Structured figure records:
════════

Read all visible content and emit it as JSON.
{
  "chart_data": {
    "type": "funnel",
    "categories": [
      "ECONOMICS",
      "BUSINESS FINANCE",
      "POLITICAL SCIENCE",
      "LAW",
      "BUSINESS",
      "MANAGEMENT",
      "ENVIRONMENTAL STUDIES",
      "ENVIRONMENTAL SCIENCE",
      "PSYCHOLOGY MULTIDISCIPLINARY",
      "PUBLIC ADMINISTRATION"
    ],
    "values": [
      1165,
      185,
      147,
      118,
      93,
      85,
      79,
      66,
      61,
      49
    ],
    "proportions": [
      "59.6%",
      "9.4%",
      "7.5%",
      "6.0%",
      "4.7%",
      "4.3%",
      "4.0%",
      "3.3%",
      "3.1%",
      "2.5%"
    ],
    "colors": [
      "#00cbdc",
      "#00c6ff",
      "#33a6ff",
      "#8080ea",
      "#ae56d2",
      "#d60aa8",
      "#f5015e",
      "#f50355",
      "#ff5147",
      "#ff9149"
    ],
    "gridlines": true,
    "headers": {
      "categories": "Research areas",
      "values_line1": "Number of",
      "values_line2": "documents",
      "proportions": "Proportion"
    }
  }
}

════════

What to work on:
Copy each line of the records containing the string "categories".

Task response:
    "categories": [
      "categories": "Research areas",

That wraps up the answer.